▸ WHAT IS REQUIRED
Every line that holds "screenshot" should be shown.

-------------------------

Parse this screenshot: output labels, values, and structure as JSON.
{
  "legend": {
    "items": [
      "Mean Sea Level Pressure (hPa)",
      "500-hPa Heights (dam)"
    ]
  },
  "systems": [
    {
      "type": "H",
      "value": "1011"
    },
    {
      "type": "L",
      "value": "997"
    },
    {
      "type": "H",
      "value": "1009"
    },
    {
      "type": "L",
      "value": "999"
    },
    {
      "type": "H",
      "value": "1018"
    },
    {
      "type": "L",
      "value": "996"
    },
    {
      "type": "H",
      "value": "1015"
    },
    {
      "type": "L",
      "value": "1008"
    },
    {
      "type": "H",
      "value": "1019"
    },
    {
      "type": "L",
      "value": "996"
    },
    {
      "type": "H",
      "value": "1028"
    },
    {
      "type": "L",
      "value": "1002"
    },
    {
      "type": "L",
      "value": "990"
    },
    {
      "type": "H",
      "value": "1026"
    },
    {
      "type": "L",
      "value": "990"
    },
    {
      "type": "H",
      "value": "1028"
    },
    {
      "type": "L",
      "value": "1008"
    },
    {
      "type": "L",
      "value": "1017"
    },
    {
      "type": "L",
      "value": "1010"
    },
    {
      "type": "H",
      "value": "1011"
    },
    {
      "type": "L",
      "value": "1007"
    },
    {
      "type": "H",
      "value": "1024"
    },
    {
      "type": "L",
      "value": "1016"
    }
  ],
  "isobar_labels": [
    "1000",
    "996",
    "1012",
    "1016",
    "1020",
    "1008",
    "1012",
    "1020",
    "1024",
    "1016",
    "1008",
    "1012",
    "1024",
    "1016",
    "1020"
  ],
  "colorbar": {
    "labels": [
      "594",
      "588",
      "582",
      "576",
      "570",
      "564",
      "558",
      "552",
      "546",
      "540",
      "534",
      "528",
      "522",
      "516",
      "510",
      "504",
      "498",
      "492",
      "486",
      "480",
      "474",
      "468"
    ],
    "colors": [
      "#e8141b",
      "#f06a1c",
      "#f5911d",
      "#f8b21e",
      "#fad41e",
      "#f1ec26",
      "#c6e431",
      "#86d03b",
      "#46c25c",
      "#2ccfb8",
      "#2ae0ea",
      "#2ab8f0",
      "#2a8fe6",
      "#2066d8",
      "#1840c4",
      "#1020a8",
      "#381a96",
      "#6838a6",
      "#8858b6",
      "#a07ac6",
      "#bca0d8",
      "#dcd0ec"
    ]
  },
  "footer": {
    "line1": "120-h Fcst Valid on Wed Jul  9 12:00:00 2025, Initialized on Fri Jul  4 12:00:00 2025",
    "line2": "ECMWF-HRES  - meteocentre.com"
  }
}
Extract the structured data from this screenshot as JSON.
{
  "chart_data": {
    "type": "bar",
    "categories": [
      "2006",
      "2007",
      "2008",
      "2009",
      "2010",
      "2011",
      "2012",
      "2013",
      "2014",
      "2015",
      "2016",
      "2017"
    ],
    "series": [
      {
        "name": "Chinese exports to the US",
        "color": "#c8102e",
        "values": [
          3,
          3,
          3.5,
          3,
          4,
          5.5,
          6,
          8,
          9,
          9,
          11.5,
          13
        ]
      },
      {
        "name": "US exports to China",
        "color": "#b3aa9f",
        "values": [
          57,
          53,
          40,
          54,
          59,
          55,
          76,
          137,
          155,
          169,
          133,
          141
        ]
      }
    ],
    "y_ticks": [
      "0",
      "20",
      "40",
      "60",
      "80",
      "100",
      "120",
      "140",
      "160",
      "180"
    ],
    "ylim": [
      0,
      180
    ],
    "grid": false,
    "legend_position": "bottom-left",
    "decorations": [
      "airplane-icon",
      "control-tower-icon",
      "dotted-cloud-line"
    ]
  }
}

-------------------------

▸ ANSWER TO THE PROBLEM
Parse this screenshot: output labels, values, and structure as JSON.
Extract the structured data from this screenshot as JSON.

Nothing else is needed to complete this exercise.